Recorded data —
-- start --

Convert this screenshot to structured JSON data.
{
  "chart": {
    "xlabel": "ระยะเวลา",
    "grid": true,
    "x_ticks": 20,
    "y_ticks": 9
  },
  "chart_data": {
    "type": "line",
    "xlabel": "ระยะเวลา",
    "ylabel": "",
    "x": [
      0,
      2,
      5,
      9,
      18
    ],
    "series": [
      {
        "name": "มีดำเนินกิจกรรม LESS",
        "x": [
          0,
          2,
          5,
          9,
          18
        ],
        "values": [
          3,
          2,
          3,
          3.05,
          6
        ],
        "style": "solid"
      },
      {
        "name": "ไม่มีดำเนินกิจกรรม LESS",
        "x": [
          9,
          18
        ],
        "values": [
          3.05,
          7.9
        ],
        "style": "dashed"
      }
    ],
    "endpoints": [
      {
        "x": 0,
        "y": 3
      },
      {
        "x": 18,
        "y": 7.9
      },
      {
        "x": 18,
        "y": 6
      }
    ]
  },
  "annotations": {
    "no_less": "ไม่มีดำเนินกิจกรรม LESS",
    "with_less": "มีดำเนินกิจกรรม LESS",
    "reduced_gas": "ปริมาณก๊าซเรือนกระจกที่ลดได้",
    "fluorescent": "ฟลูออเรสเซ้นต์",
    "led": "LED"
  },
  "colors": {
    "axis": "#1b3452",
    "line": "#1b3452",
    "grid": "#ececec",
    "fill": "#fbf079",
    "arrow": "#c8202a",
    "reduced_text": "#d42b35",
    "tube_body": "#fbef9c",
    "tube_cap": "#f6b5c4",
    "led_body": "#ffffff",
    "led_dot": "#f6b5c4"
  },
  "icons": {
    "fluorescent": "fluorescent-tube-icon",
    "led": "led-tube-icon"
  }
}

-- end --
-- start --

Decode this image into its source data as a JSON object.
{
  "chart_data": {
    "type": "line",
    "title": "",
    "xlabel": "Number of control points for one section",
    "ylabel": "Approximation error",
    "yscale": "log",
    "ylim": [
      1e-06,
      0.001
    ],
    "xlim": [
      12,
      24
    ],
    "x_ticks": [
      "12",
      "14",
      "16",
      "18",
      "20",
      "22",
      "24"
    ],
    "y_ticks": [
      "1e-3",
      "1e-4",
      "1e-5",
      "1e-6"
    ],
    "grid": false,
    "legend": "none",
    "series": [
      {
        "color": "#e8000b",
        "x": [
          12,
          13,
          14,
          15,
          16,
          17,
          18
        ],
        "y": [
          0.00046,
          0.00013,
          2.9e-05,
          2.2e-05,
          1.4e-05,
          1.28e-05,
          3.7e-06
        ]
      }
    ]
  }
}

-- end --

Written instruction — Within the data above, pick out all lines holding the word "JSON".

Worked solution —
Convert this screenshot to structured JSON data.
Decode this image into its source data as a JSON object.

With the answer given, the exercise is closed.